## EXERCISE INSTRUCTIONS
Return the listing below in full, with every line exactly as it is.

## PROVIDED DATA
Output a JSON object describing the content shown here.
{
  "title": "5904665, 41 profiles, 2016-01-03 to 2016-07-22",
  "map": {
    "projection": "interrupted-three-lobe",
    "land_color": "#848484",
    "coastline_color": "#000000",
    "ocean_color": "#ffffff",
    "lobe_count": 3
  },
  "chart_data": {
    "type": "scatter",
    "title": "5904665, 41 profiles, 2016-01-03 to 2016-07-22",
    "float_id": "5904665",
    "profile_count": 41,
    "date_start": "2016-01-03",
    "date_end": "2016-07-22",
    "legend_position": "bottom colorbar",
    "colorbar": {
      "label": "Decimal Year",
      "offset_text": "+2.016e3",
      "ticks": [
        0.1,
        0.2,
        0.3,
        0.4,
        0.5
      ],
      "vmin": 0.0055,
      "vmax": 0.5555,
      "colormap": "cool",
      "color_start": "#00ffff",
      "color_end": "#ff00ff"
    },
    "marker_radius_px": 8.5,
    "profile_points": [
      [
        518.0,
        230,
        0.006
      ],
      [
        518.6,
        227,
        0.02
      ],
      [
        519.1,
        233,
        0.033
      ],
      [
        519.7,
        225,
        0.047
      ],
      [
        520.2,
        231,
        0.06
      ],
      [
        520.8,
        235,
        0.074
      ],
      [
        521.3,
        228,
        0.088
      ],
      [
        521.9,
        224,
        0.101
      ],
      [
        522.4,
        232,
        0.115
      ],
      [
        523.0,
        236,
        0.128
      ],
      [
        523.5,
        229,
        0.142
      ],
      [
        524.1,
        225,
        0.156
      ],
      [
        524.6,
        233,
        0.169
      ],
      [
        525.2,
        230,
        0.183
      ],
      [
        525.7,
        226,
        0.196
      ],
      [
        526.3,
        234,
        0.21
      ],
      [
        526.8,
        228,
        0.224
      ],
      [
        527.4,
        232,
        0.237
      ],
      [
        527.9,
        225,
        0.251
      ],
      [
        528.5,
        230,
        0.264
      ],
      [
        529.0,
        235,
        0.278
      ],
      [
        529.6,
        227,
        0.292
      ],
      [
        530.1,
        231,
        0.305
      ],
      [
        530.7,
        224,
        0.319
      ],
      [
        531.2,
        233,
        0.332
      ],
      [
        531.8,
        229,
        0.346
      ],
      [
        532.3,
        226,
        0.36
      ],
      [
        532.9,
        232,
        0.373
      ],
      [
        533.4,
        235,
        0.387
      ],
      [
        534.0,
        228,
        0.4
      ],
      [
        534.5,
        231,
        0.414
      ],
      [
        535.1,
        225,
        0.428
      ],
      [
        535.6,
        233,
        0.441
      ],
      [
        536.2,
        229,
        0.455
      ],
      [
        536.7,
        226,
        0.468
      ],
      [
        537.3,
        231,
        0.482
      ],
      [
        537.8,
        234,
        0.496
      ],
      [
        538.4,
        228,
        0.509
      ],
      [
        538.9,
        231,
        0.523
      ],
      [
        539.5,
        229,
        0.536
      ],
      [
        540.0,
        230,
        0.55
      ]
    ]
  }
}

## ANSWER TO THIS EXERCISE
Output a JSON object describing the content shown here.
{
  "title": "5904665, 41 profiles, 2016-01-03 to 2016-07-22",
  "map": {
    "projection": "interrupted-three-lobe",
    "land_color": "#848484",
    "coastline_color": "#000000",
    "ocean_color": "#ffffff",
    "lobe_count": 3
  },
  "chart_data": {
    "type": "scatter",
    "title": "5904665, 41 profiles, 2016-01-03 to 2016-07-22",
    "float_id": "5904665",
    "profile_count": 41,
    "date_start": "2016-01-03",
    "date_end": "2016-07-22",
    "legend_position": "bottom colorbar",
    "colorbar": {
      "label": "Decimal Year",
      "offset_text": "+2.016e3",
      "ticks": [
        0.1,
        0.2,
        0.3,
        0.4,
        0.5
      ],
      "vmin": 0.0055,
      "vmax": 0.5555,
      "colormap": "cool",
      "color_start": "#00ffff",
      "color_end": "#ff00ff"
    },
    "marker_radius_px": 8.5,
    "profile_points": [
      [
        518.0,
        230,
        0.006
      ],
      [
        518.6,
        227,
        0.02
      ],
      [
        519.1,
        233,
        0.033
      ],
      [
        519.7,
        225,
        0.047
      ],
      [
        520.2,
        231,
        0.06
      ],
      [
        520.8,
        235,
        0.074
      ],
      [
        521.3,
        228,
        0.088
      ],
      [
        521.9,
        224,
        0.101
      ],
      [
        522.4,
        232,
        0.115
      ],
      [
        523.0,
        236,
        0.128
      ],
      [
        523.5,
        229,
        0.142
      ],
      [
        524.1,
        225,
        0.156
      ],
      [
        524.6,
        233,
        0.169
      ],
      [
        525.2,
        230,
        0.183
      ],
      [
        525.7,
        226,
        0.196
      ],
      [
        526.3,
        234,
        0.21
      ],
      [
        526.8,
        228,
        0.224
      ],
      [
        527.4,
        232,
        0.237
      ],
      [
        527.9,
        225,
        0.251
      ],
      [
        528.5,
        230,
        0.264
      ],
      [
        529.0,
        235,
        0.278
      ],
      [
        529.6,
        227,
        0.292
      ],
      [
        530.1,
        231,
        0.305
      ],
      [
        530.7,
        224,
        0.319
      ],
      [
        531.2,
        233,
        0.332
      ],
      [
        531.8,
        229,
        0.346
      ],
      [
        532.3,
        226,
        0.36
      ],
      [
        532.9,
        232,
        0.373
      ],
      [
        533.4,
        235,
        0.387
      ],
      [
        534.0,
        228,
        0.4
      ],
      [
        534.5,
        231,
        0.414
      ],
      [
        535.1,
        225,
        0.428
      ],
      [
        535.6,
        233,
        0.441
      ],
      [
        536.2,
        229,
        0.455
      ],
      [
        536.7,
        226,
        0.468
      ],
      [
        537.3,
        231,
        0.482
      ],
      [
        537.8,
        234,
        0.496
      ],
      [
        538.4,
        228,
        0.509
      ],
      [
        538.9,
        231,
        0.523
      ],
      [
        539.5,
        229,
        0.536
      ],
      [
        540.0,
        230,
        0.55
      ]
    ]
  }
}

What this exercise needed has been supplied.